%%

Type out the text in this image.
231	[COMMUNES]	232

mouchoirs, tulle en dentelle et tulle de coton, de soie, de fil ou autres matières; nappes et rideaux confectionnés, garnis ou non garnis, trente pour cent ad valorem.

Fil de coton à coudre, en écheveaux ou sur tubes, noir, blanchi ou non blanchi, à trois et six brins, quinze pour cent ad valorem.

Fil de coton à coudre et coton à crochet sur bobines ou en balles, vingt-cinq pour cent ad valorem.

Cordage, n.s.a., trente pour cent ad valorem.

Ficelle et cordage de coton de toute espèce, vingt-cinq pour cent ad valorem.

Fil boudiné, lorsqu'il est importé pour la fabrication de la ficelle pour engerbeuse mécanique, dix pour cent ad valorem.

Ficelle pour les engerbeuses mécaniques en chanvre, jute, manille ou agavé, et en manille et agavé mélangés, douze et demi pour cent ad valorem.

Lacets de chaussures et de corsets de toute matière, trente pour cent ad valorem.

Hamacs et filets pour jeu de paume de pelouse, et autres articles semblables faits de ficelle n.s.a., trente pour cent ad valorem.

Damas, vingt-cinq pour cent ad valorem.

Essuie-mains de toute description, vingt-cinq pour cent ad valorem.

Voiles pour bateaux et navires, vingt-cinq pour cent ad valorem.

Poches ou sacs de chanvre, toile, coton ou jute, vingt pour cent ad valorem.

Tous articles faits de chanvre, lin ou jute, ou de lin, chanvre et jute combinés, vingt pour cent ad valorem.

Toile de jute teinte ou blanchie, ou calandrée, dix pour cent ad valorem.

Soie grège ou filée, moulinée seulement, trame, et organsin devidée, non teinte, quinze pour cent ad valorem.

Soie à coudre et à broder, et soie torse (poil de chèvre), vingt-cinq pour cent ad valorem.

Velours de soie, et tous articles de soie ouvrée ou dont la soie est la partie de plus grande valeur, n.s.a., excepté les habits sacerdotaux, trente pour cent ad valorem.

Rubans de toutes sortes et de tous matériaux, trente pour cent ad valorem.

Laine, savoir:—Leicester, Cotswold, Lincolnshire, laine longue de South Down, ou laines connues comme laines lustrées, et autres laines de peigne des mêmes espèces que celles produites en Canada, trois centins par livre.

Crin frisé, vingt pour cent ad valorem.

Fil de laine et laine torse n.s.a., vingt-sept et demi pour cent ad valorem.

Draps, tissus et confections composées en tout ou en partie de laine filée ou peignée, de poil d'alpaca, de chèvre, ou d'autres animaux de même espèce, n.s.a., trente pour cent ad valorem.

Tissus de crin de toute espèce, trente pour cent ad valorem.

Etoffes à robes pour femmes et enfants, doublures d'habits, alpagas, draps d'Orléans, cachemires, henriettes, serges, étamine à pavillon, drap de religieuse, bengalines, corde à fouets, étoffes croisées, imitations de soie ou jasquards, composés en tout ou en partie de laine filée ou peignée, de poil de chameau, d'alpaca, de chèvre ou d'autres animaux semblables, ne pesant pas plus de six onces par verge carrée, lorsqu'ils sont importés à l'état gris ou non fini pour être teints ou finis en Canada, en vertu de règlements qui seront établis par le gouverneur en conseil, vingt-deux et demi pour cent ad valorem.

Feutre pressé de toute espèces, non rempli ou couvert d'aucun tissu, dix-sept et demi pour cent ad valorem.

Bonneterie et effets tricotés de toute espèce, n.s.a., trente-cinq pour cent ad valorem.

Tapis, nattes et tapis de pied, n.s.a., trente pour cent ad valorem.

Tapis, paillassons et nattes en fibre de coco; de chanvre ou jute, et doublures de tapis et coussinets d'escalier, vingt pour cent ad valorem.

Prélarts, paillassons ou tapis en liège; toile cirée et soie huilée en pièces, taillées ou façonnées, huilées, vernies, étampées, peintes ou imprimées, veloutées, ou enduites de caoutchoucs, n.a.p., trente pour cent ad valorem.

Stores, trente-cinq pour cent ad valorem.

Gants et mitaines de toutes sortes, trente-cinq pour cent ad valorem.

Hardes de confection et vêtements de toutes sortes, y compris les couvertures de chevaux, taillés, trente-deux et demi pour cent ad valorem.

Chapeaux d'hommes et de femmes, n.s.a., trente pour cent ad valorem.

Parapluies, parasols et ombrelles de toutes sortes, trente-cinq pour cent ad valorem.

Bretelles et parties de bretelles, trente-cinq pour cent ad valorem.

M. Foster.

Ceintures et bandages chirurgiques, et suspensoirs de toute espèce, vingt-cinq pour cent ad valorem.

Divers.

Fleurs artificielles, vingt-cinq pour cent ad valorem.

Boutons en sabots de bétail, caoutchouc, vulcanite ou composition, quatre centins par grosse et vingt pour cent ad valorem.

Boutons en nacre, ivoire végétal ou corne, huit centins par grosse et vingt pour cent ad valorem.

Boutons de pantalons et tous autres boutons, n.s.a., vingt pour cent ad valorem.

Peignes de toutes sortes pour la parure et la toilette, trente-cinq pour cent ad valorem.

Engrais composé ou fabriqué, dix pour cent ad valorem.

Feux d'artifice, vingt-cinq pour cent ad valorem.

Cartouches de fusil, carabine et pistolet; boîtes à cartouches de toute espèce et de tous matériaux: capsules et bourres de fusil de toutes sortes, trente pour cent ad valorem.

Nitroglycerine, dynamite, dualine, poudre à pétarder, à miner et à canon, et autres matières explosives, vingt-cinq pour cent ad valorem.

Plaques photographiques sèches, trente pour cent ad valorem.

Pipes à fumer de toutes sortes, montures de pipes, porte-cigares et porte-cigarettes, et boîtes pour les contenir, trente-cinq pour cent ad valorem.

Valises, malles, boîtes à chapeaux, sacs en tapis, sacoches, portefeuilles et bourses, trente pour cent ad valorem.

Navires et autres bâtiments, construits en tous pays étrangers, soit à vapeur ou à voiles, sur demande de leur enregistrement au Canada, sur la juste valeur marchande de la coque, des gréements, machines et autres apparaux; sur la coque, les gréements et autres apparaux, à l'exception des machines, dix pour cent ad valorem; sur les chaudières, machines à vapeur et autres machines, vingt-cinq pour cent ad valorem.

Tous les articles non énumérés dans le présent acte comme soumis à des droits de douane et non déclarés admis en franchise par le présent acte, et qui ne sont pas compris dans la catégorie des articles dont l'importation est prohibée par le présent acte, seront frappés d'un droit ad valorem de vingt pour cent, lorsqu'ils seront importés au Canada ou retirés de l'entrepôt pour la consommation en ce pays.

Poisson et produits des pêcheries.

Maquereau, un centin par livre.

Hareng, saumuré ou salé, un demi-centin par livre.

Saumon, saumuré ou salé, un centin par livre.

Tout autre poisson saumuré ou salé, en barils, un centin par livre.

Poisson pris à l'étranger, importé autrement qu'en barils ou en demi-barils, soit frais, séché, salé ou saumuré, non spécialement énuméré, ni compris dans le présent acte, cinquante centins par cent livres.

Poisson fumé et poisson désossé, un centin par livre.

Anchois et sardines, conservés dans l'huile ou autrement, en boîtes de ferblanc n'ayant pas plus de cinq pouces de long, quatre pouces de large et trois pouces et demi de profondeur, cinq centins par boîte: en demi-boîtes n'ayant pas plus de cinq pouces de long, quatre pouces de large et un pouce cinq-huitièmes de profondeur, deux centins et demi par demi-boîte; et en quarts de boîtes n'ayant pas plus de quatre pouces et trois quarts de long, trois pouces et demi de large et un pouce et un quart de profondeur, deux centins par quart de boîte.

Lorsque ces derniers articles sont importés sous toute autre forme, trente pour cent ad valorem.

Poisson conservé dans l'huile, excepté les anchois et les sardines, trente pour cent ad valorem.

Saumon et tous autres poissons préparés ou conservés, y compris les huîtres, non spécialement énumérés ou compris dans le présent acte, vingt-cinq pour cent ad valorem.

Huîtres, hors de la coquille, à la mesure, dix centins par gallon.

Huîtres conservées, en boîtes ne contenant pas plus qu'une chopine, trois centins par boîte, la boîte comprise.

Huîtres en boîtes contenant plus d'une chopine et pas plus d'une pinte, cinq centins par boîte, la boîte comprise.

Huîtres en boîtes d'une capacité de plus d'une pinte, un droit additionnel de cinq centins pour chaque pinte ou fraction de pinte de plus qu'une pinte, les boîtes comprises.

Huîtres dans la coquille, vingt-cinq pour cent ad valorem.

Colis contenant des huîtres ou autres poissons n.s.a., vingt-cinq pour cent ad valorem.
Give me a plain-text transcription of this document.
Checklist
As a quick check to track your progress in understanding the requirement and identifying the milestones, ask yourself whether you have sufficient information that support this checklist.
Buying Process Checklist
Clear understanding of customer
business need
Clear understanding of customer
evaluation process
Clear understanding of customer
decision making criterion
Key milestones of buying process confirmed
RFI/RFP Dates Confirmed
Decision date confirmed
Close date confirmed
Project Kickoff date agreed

%%

## [YOUR GOAL]
Give back exactly the lines that run from the line with "Give me a plain-text" through the close of the material, counting both ends, and nothing more.

## [SOLUTION TO THE EXERCISE]
Give me a plain-text transcription of this document.
Checklist
As a quick check to track your progress in understanding the requirement and identifying the milestones, ask yourself whether you have sufficient information that support this checklist.
Buying Process Checklist
Clear understanding of customer
business need
Clear understanding of customer
evaluation process
Clear understanding of customer
decision making criterion
Key milestones of buying process confirmed
RFI/RFP Dates Confirmed
Decision date confirmed
Close date confirmed
Project Kickoff date agreed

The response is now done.